• REQUIRED ACTION 1
In the HealthSnap article below, rewrite the paragraph beginning "The revenue-first approach is backed" as a short bulleted list that keeps its main facts.
• REQUIRED ACTION 2
Write the next part of the HealthSnap article below, picking up after its final paragraph.

• SOURCE EXTRACT

Revenue First, Cost Savings Second: How HealthSnap Flipped the Traditional Healthcare Sales Pitch
When selling to healthcare enterprises, conventional wisdom suggests leading with cost savings. But in a market where health systems are “hemorrhaging money,” HealthSnap discovered that cost reduction promises often fall flat.
In a recent Category Visionaries episode, founder Samson Magid revealed how they transformed their sales approach by focusing on immediate revenue generation instead of future savings.
Understanding the Market Context
The healthcare market presents a unique challenge: “Right now, health systems are hemorrhaging money. A lot of them are actually margin negative,” Samson explains. This reality fundamentally shaped HealthSnap’s go-to-market strategy.
The traditional approach of promising future cost savings wasn’t resonating because hospitals needed immediate financial relief. HealthSnap’s breakthrough came from understanding the reimbursement landscape.
The Revenue-First Approach
Rather than positioning their solution around cost reduction, HealthSnap leads with a direct revenue story. As Samson puts it, “We are selling them a revenue generating approach… there’s no capital expenditure up front to partner with us.”
This approach works because their programs are “all reimbursable. So there’s a direct ROI.” When pitching to CFOs, this immediate revenue focus changes the entire conversation. “When you get to that conversation from a CFO perspective at the C-Suite, the conversation stops there.”
Validating Through Data
The revenue-first approach is backed by compelling market data. “Over 50% of the US population lives with at least one preventable chronic condition… It costs the system $3.4 trillion a year. It’s over 80% of our healthcare expenditures nationally,” Samson notes.
This data helps frame the revenue opportunity. Instead of promising nebulous future savings, HealthSnap shows how capturing even a small portion of this market translates to immediate revenue through reimbursable programs.

• EXCERPTED DATA
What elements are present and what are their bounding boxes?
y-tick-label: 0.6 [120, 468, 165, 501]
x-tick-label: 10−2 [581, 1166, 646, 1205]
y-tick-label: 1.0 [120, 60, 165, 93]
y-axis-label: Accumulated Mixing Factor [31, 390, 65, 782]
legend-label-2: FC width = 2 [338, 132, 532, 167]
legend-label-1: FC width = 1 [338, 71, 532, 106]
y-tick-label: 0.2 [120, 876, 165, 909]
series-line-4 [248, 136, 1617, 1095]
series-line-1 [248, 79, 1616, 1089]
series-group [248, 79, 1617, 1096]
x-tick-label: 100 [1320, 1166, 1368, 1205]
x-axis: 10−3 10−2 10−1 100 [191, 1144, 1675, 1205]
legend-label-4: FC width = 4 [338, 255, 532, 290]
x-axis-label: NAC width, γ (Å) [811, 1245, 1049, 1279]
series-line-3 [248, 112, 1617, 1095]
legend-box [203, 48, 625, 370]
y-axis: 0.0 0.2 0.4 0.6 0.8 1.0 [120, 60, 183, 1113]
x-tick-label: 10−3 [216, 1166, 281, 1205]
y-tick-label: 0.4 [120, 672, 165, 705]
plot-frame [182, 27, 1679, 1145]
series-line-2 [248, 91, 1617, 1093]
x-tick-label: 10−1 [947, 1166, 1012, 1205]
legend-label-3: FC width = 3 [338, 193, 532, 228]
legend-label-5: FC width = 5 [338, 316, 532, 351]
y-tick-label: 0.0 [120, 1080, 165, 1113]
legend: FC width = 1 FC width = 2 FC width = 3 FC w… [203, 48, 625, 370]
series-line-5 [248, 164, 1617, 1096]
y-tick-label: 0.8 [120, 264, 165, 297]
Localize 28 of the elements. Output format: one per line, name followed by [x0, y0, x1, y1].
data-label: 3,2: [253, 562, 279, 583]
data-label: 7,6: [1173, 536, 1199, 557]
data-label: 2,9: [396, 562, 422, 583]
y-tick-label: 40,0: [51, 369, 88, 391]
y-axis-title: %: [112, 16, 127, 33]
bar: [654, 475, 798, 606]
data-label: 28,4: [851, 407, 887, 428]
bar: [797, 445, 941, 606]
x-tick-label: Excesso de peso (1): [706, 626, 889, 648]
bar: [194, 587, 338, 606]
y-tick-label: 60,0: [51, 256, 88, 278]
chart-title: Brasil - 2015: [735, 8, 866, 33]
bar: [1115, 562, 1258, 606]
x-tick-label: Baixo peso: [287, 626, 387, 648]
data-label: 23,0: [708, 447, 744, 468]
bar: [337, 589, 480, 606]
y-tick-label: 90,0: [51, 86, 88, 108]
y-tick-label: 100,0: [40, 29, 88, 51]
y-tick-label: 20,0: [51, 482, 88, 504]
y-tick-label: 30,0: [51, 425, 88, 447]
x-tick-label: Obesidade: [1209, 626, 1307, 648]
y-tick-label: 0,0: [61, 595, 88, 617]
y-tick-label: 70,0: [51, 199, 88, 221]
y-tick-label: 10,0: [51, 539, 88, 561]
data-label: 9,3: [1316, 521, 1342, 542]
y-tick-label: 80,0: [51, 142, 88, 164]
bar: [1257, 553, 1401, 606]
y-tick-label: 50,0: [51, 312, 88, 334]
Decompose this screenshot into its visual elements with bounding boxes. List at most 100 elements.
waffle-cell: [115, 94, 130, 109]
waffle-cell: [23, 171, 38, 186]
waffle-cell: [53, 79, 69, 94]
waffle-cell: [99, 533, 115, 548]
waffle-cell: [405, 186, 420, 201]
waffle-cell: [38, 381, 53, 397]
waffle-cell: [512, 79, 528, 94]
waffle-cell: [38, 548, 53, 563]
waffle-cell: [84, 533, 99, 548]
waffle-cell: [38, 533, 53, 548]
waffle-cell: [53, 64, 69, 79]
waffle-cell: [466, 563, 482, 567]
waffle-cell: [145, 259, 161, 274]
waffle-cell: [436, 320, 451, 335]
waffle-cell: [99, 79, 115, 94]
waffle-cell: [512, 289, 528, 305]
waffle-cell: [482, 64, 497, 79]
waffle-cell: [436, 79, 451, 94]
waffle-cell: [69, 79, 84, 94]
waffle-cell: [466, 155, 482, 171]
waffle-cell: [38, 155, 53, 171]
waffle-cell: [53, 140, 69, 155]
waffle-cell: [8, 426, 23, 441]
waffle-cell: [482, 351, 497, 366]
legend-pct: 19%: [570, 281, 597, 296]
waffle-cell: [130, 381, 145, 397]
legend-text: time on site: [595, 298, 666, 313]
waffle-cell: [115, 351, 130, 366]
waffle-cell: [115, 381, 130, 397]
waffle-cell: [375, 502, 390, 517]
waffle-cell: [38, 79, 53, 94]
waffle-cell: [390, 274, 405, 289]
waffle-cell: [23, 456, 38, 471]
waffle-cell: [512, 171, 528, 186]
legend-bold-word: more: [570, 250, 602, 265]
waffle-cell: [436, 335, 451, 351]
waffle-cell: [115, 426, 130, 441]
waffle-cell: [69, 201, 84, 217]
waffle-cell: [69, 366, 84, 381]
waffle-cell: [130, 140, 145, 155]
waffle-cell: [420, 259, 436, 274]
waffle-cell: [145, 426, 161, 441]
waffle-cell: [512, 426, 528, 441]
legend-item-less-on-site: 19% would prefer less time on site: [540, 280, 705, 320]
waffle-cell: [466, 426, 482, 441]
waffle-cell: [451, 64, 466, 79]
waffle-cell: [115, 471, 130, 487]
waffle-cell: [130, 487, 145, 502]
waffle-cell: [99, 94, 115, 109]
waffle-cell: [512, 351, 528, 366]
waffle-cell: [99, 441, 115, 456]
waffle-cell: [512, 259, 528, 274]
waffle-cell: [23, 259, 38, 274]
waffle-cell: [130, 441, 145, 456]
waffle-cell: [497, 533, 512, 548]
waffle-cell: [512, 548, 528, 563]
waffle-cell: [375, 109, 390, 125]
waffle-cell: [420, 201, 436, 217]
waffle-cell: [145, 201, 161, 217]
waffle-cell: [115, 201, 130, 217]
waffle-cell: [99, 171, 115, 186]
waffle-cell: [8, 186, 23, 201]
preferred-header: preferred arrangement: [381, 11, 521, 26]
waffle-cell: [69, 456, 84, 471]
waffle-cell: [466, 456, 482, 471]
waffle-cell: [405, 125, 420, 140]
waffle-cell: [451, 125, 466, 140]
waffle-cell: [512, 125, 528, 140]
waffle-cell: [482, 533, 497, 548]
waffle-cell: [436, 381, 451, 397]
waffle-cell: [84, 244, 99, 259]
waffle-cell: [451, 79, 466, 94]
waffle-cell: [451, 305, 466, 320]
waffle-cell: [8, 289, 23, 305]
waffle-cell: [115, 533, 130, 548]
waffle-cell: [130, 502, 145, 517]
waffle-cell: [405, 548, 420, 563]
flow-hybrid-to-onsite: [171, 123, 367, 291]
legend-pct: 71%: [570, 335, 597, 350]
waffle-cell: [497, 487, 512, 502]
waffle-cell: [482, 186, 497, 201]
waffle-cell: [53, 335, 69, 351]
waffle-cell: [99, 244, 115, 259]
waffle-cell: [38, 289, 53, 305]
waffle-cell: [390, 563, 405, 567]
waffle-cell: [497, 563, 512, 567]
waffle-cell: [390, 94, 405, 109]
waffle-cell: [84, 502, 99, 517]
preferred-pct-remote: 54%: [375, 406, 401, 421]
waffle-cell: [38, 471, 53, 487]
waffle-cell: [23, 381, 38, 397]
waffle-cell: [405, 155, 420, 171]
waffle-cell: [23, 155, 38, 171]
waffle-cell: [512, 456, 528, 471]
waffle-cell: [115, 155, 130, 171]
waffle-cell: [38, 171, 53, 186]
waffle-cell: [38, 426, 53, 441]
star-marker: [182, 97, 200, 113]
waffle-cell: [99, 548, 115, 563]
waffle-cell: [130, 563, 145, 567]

• RESPONSE BOX 1
- Market data supports the revenue-first approach, according to Samson.
- Over 50% of the US population lives with at least one preventable chronic condition.
- These conditions cost the system $3.4 trillion a year.
- They make up over 80% of national healthcare expenditures.

• RESPONSE BOX 2
Building Economic Alignment
The strategy extends beyond initial sales to creating long-term economic alignment. HealthSnap’s platform helps health systems “identify a trend in the wrong direction before a critical health event took place.” This prevents costly emergency department visits that Samson notes can cost “another $15,000 bill to the system.”
But crucially, they position this cost avoidance as a secondary benefit, not the primary value proposition.
Tactical Implementation
HealthSnap’s revenue-first approach consists of three key elements:
- Immediate ROI Focus: Leading with reimbursable programs that generate revenue from day one
- Zero Capital Expenditure: Emphasizing that health systems can start generating revenue without upfront investment
- Data-Backed Outcomes: Using patient outcome data to support the revenue narrative
Market Validation
The effectiveness of this approach is evident in HealthSnap’s growth to over 150 healthcare organization partnerships, including four of the top 25 health systems in the country. But perhaps more telling is how they maintain these relationships through consistent revenue generation.
For founders selling into cash-strapped markets, HealthSnap’s revenue-first approach offers valuable lessons. Sometimes the best way to help customers reduce costs is to help them generate revenue first.
As Samson emphasizes, “There’s no magic formula. It’s execution when it comes to healthcare.” By aligning their sales pitch with immediate financial realities rather than future promises, HealthSnap has created a sustainable model for growth in an economically challenged market.